- **Problem requirements**:
Every line that includes the word "level" is to be listed.

begin Extracted information

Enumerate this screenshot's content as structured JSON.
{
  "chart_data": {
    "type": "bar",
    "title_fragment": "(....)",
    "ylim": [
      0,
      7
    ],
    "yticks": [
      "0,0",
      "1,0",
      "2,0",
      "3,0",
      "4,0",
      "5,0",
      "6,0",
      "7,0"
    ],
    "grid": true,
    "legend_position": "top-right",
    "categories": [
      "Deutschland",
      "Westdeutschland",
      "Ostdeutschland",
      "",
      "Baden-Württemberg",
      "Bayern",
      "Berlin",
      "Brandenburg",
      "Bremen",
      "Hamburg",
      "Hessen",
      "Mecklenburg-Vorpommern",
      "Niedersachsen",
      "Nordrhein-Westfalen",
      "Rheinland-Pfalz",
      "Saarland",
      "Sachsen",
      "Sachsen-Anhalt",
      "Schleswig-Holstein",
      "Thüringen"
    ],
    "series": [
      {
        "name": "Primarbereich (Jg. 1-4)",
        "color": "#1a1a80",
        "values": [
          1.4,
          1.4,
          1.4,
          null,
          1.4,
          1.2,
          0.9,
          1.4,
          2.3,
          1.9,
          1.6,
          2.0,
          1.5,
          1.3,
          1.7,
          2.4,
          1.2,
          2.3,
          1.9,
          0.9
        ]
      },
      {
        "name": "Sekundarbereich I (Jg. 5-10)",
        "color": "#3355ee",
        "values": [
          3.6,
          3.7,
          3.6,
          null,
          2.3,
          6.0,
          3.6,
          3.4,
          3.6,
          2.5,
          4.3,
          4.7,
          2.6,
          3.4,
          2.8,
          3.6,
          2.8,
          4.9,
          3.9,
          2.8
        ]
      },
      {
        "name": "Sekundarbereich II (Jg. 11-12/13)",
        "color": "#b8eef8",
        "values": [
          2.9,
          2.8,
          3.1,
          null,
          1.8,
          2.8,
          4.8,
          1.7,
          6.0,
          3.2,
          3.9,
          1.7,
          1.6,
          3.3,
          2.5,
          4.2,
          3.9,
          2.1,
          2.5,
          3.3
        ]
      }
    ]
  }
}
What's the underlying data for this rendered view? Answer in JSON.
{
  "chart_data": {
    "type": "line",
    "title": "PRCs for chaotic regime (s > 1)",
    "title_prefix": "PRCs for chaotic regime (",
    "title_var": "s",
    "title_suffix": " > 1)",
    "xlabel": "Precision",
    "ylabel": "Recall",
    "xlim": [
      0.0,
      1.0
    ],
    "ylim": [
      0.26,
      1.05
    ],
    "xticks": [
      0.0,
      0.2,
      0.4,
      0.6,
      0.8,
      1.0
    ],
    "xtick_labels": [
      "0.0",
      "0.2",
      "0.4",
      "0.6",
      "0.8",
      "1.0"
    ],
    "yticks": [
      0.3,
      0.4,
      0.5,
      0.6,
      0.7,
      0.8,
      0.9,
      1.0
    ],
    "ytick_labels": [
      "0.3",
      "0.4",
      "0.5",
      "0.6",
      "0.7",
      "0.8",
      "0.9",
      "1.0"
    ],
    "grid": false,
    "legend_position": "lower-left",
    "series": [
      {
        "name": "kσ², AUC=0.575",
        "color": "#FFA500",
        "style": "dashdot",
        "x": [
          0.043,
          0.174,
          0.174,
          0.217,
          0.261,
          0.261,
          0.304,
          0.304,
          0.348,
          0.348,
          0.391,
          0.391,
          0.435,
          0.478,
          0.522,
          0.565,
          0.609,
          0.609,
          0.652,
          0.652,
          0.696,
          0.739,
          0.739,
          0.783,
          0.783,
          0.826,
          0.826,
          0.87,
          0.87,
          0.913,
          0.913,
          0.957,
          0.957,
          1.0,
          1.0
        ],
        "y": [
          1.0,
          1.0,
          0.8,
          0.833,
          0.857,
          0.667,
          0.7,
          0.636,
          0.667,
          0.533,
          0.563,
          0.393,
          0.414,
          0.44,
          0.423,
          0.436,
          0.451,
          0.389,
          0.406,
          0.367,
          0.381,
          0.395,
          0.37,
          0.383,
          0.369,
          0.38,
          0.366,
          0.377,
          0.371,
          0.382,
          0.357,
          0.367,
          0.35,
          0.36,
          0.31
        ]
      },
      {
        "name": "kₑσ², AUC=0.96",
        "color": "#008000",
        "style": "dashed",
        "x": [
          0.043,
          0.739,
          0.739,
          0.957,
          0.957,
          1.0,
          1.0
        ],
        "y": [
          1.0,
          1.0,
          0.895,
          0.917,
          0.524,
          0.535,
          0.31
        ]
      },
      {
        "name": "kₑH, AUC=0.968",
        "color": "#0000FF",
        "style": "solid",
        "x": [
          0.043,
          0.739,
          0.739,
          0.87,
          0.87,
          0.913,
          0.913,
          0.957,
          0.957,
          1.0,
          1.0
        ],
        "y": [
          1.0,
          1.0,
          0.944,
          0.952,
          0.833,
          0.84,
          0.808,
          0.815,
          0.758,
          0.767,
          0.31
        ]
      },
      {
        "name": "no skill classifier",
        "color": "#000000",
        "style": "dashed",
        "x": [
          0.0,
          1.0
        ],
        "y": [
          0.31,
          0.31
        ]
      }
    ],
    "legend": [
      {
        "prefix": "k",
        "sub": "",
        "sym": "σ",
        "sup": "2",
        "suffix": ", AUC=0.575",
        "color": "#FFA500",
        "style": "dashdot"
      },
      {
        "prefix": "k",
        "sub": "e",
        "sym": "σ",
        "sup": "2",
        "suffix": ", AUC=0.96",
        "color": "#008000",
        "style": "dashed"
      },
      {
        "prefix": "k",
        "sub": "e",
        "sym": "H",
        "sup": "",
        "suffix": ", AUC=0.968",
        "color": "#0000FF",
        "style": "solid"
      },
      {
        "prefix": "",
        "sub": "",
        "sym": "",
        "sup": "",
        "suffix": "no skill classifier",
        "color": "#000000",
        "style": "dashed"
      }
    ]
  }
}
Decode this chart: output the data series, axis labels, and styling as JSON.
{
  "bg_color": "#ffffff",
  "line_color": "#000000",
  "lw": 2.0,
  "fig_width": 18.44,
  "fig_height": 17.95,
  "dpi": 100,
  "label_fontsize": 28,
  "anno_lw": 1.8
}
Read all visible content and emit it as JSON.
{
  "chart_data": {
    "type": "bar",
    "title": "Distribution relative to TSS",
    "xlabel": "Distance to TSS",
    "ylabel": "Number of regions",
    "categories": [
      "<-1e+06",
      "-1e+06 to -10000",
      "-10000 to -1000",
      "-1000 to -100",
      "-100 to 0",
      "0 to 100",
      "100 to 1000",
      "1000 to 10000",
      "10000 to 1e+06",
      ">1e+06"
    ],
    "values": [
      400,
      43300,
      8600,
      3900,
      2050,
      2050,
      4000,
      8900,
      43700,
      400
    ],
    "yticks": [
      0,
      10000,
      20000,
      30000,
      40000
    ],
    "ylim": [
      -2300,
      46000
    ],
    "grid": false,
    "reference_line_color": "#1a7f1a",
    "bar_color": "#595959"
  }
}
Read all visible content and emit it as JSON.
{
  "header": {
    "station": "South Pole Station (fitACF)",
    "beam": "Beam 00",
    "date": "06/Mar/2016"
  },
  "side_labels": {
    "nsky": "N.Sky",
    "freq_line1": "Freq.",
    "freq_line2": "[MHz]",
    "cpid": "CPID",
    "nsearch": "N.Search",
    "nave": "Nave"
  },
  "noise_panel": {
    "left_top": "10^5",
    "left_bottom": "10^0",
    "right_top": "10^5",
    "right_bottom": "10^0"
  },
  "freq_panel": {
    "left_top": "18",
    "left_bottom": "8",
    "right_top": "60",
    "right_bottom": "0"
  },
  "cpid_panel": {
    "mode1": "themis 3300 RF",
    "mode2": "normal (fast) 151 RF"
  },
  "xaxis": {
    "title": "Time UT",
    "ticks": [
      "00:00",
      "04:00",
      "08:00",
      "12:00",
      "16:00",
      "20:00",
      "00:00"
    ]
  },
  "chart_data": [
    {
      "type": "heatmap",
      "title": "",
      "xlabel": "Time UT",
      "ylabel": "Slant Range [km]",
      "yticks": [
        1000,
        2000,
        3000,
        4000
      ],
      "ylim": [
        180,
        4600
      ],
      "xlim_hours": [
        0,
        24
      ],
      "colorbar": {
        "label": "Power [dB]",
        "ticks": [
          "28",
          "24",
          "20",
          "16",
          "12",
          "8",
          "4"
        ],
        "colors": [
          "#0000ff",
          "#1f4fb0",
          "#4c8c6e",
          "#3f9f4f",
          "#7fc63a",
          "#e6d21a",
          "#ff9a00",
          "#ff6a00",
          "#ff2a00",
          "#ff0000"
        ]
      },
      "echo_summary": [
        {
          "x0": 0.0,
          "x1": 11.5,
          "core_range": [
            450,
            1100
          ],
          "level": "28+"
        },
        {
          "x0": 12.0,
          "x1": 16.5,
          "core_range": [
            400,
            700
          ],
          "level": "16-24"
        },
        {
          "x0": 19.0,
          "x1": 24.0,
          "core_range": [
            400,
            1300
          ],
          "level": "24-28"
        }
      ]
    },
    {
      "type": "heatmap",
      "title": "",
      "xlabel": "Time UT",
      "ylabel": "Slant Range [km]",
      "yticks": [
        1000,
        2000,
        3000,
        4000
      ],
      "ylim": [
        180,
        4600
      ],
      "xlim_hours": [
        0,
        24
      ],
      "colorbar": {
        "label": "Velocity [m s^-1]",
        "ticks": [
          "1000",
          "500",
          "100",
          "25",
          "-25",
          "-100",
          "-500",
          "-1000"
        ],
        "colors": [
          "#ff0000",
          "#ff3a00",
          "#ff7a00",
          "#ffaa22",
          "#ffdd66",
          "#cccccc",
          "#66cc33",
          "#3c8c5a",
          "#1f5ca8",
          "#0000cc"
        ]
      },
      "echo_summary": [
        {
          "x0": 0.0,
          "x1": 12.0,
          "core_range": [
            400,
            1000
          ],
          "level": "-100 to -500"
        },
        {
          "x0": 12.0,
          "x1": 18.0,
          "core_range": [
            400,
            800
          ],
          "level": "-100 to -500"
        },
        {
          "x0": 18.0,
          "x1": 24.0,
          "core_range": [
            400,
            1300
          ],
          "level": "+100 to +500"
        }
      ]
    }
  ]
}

end Extracted information

- **Output below**:
          "level": "28+"
          "level": "16-24"
          "level": "24-28"
          "level": "-100 to -500"
          "level": "-100 to -500"
          "level": "+100 to +500"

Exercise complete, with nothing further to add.